Written instruction => Reply with one number: the count of lines in the data that hold the string "title".
---*---
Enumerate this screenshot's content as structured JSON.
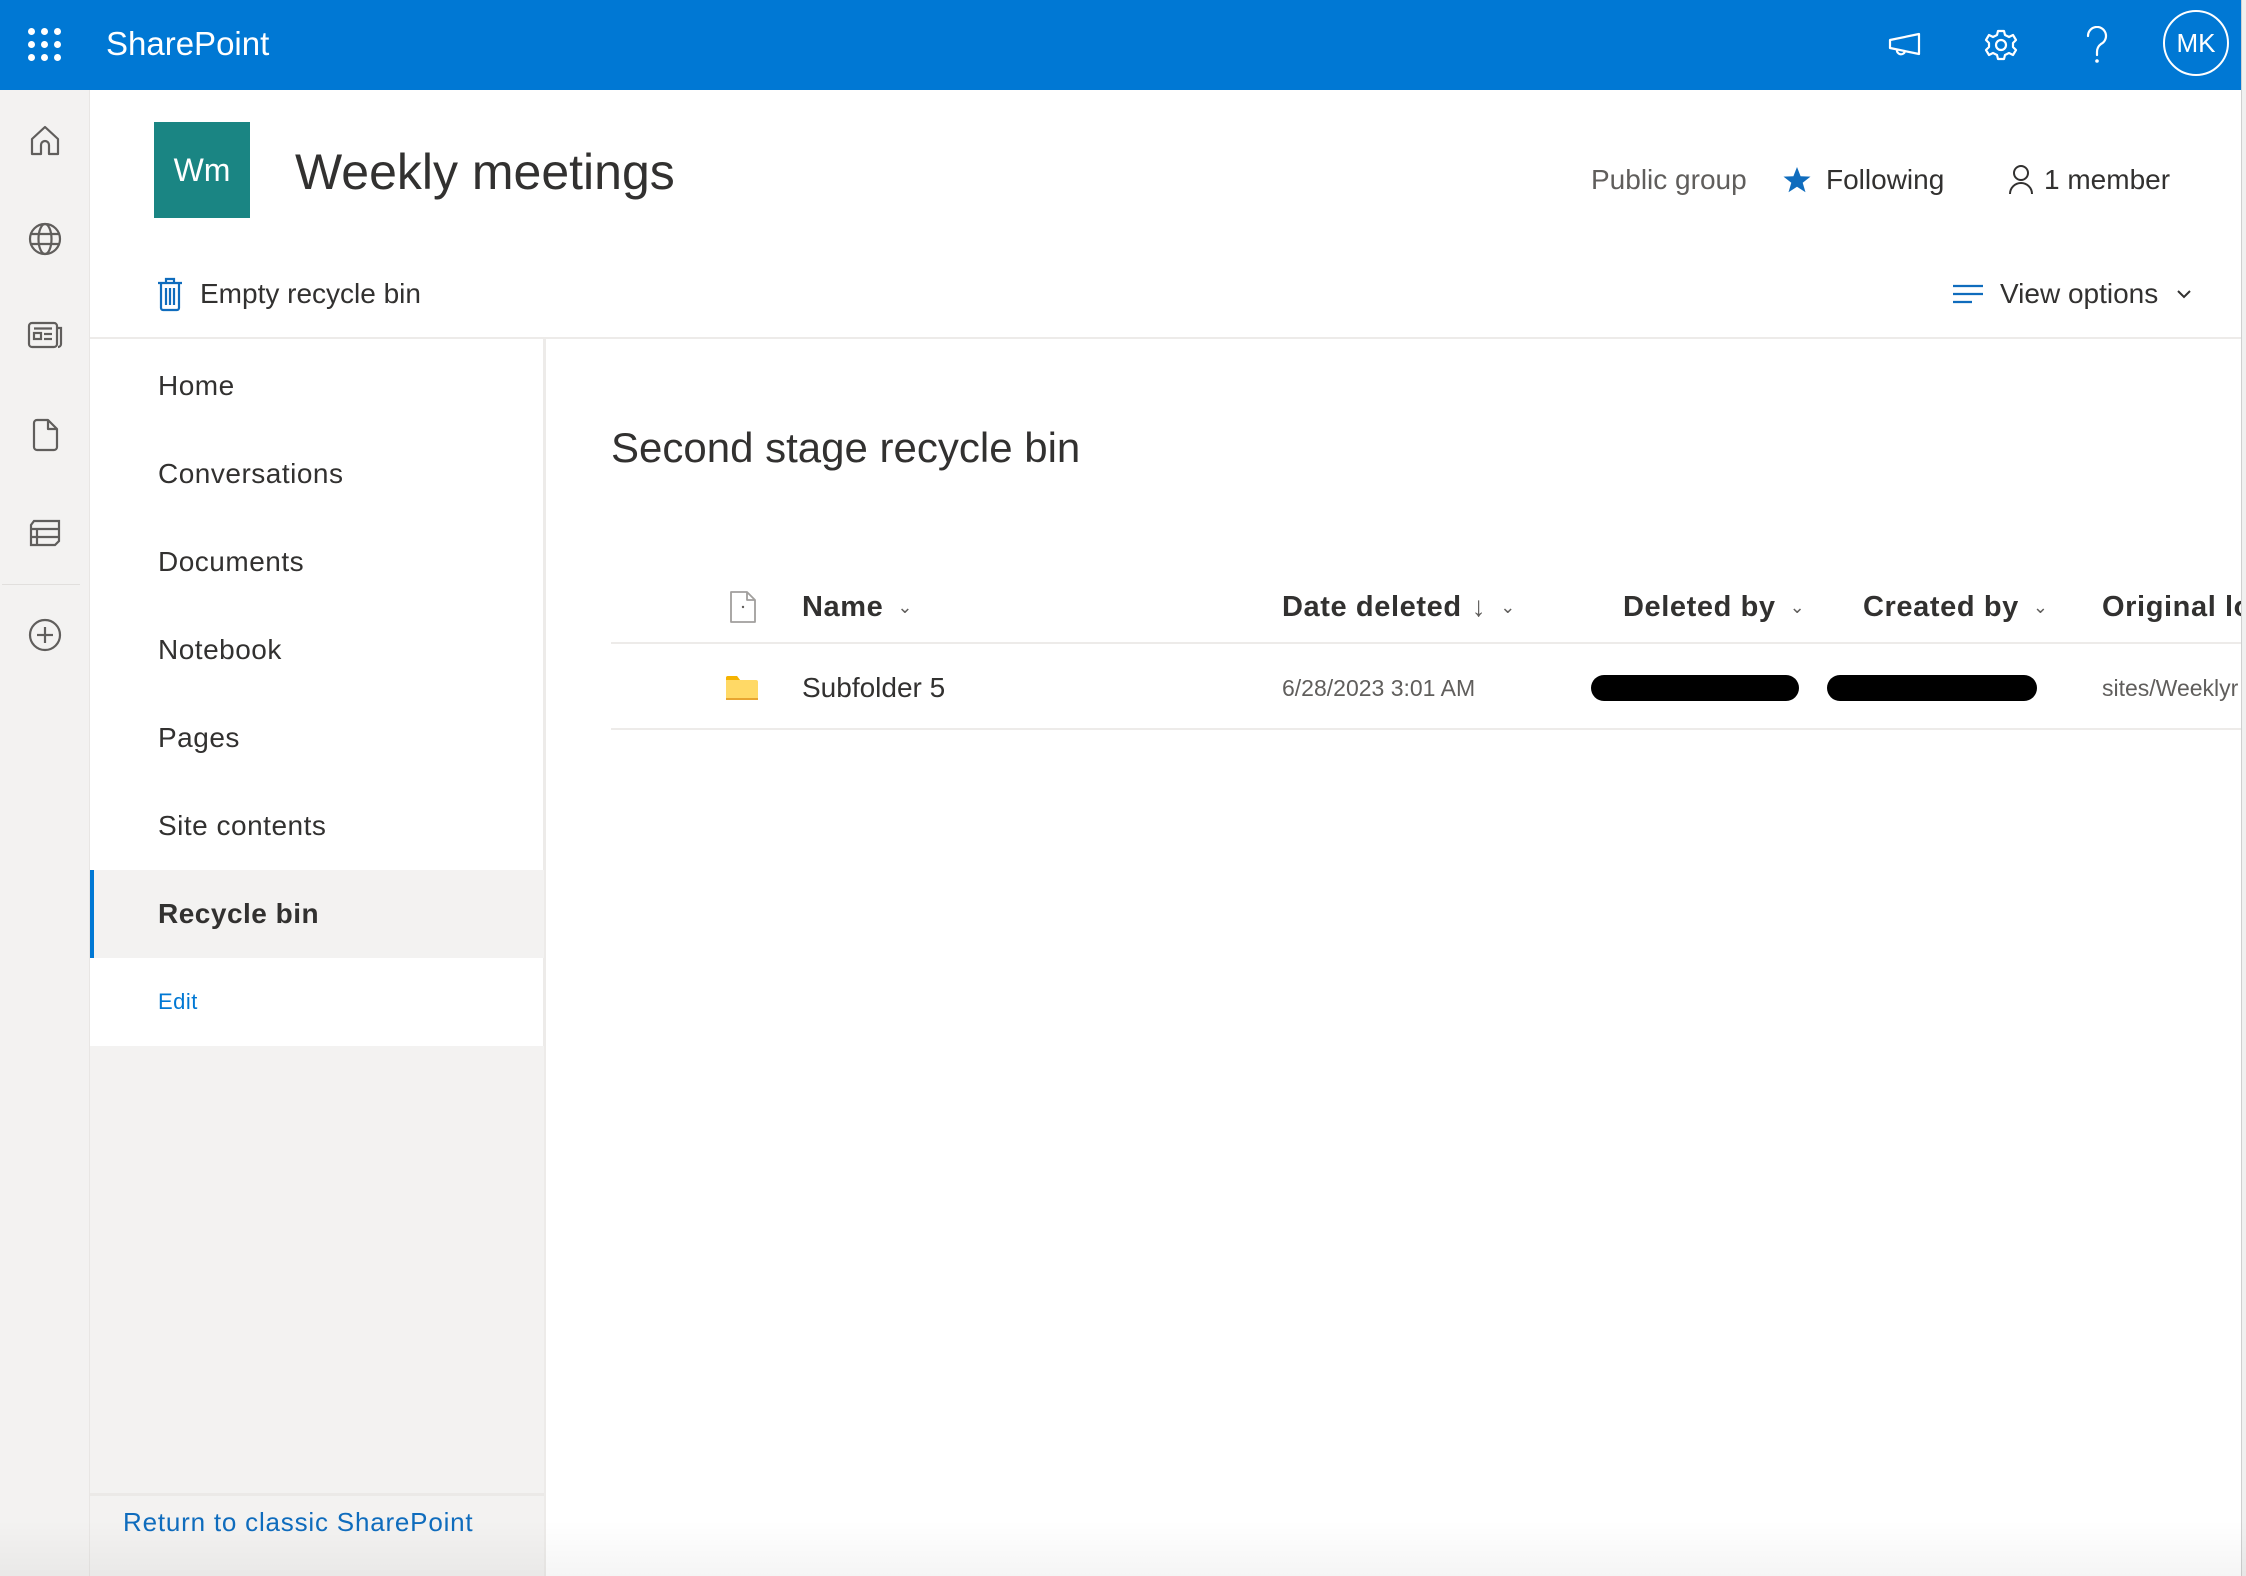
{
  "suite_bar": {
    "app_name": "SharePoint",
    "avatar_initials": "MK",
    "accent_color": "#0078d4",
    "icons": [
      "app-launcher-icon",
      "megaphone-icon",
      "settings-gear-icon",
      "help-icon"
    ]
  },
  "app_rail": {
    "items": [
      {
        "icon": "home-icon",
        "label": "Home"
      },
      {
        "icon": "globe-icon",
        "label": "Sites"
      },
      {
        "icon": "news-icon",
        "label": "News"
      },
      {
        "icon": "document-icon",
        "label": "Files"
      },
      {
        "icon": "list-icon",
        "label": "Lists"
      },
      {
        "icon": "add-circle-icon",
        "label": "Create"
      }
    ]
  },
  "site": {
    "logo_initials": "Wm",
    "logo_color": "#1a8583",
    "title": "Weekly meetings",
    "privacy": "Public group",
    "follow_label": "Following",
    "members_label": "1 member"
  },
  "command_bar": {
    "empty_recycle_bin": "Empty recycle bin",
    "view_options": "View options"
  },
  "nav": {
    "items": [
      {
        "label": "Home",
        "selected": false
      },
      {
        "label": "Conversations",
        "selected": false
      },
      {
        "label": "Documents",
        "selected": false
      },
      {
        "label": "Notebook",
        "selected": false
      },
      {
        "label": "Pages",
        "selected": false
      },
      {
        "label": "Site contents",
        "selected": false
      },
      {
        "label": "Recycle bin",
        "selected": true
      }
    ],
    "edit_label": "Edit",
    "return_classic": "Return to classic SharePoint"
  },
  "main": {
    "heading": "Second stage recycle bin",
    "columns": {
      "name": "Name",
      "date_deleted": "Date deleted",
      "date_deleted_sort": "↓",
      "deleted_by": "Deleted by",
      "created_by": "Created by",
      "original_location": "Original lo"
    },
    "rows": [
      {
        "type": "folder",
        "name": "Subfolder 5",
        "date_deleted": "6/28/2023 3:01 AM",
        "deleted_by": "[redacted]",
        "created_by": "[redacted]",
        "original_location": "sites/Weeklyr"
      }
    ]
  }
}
---*---
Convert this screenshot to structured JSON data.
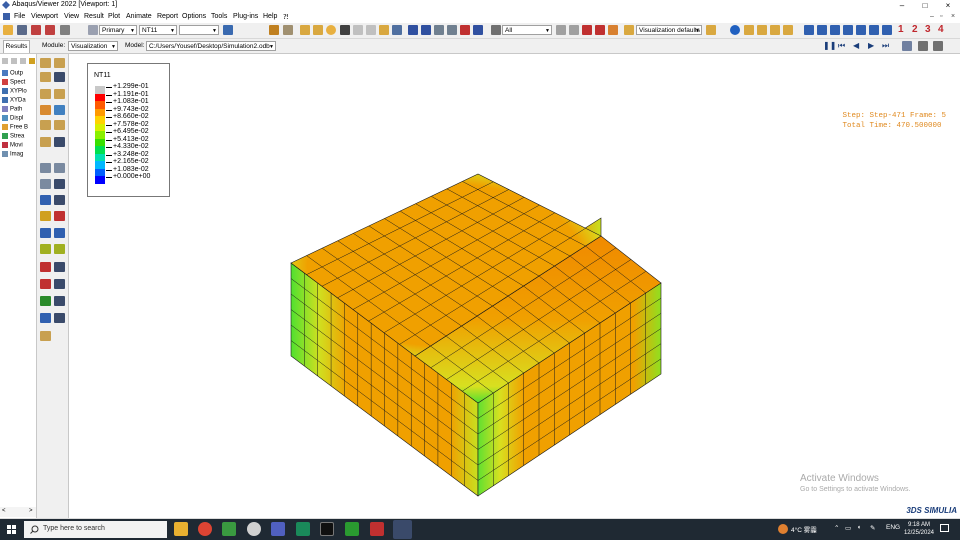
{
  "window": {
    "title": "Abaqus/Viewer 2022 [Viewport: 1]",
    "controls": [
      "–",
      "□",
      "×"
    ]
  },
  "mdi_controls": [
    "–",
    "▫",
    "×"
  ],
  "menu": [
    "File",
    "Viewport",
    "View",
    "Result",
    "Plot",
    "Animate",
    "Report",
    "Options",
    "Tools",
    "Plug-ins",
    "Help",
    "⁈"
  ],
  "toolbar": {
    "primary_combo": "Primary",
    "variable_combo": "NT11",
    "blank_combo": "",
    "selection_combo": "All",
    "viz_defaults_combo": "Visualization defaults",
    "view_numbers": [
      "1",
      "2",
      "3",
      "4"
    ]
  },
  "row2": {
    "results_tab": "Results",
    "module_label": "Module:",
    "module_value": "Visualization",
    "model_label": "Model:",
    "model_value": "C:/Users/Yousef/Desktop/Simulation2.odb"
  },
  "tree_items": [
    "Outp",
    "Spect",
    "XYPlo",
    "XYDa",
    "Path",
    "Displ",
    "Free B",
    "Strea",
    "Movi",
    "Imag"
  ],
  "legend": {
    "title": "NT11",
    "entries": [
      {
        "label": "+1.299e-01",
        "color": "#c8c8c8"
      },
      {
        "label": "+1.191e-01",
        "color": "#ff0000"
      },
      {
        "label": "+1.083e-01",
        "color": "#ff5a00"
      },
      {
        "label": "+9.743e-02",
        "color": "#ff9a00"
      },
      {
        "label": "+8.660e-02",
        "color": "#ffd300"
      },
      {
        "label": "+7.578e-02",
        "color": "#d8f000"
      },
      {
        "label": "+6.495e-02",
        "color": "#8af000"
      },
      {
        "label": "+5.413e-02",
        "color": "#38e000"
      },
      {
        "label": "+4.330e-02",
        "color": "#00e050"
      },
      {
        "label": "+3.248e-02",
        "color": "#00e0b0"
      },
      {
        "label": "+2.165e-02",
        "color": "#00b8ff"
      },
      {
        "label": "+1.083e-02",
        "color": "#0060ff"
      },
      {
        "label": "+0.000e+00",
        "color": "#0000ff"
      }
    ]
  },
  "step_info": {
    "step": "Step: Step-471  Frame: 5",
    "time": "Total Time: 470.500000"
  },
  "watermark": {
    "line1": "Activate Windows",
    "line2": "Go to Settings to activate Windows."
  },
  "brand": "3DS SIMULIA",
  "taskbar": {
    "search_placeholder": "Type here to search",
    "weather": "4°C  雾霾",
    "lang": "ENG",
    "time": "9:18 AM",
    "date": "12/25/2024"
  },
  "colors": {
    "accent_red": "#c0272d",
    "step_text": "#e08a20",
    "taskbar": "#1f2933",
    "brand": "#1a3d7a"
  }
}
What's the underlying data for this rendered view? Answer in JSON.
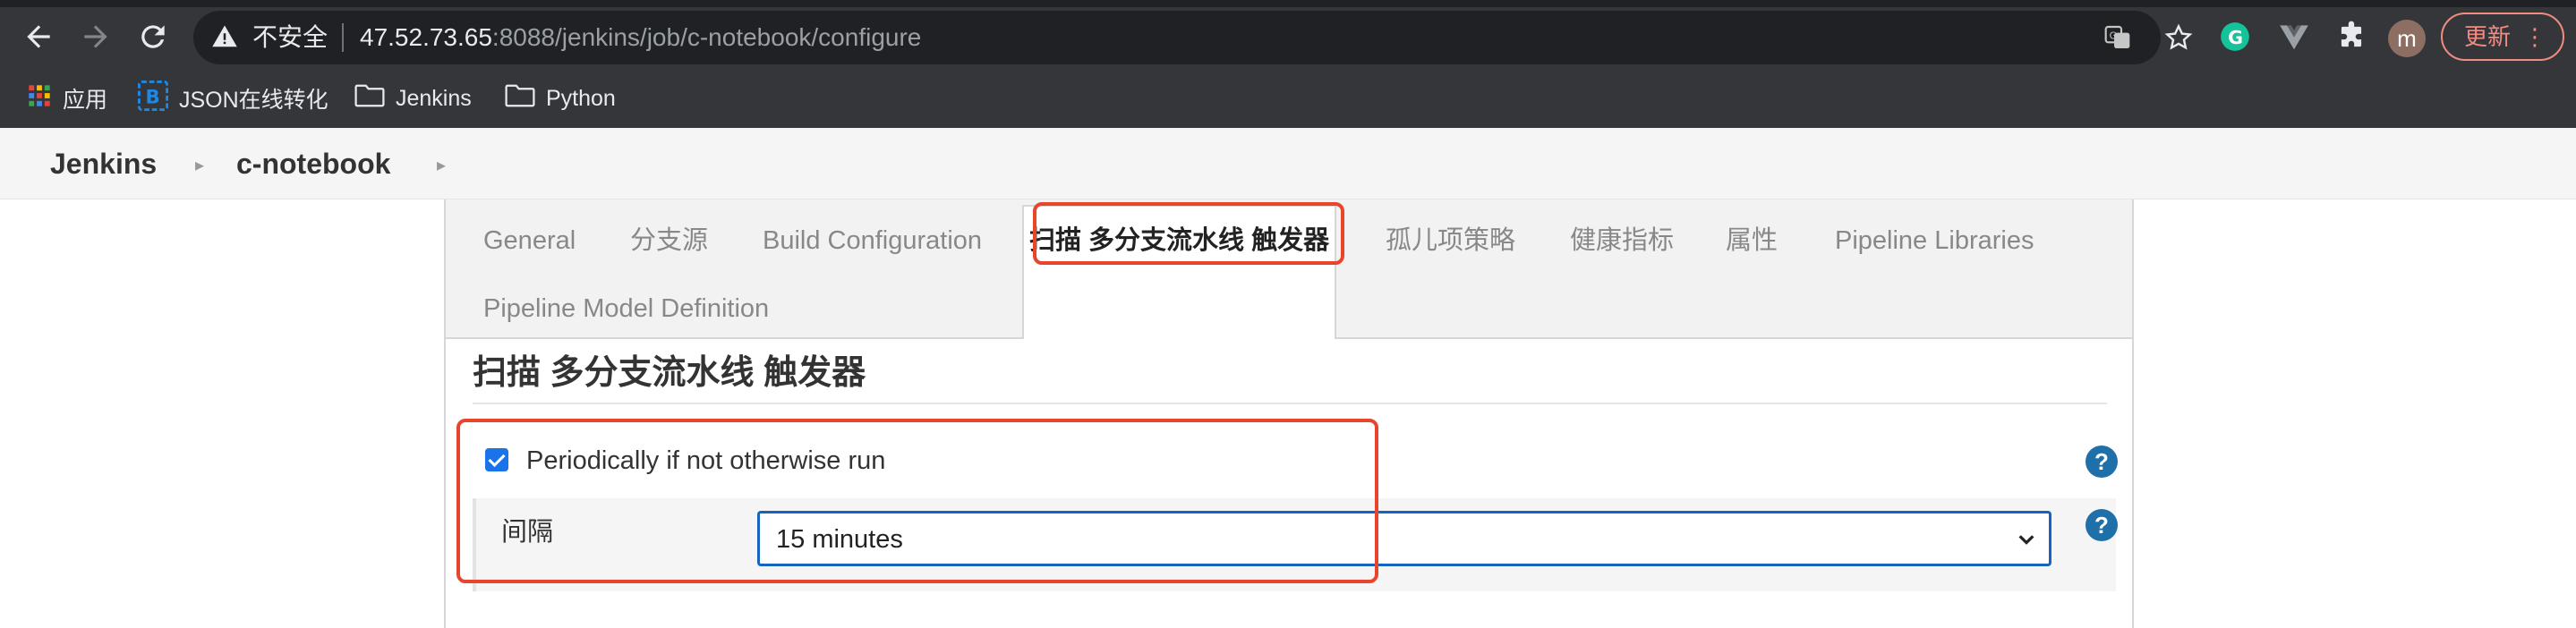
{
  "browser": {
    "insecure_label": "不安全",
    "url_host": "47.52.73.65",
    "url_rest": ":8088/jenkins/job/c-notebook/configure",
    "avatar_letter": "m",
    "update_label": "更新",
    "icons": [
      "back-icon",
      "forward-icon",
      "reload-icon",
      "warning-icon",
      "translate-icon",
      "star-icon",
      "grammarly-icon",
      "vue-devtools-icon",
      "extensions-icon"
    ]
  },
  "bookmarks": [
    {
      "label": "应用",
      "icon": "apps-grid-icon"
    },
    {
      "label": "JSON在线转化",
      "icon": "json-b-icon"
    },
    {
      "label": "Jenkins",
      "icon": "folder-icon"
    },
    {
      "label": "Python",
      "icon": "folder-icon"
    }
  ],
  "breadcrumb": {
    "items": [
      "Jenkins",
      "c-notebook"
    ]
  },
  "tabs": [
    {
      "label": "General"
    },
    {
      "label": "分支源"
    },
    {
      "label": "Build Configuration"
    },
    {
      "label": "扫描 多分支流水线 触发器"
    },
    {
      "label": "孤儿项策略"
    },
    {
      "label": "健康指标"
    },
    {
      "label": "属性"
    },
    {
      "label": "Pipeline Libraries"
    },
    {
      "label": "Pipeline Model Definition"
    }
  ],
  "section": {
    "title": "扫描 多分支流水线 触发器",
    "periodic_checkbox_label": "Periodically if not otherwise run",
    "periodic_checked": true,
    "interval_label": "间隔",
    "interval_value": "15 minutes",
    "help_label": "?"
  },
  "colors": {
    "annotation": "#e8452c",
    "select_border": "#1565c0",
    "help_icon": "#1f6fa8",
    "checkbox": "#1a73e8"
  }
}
---*---
Result below => 4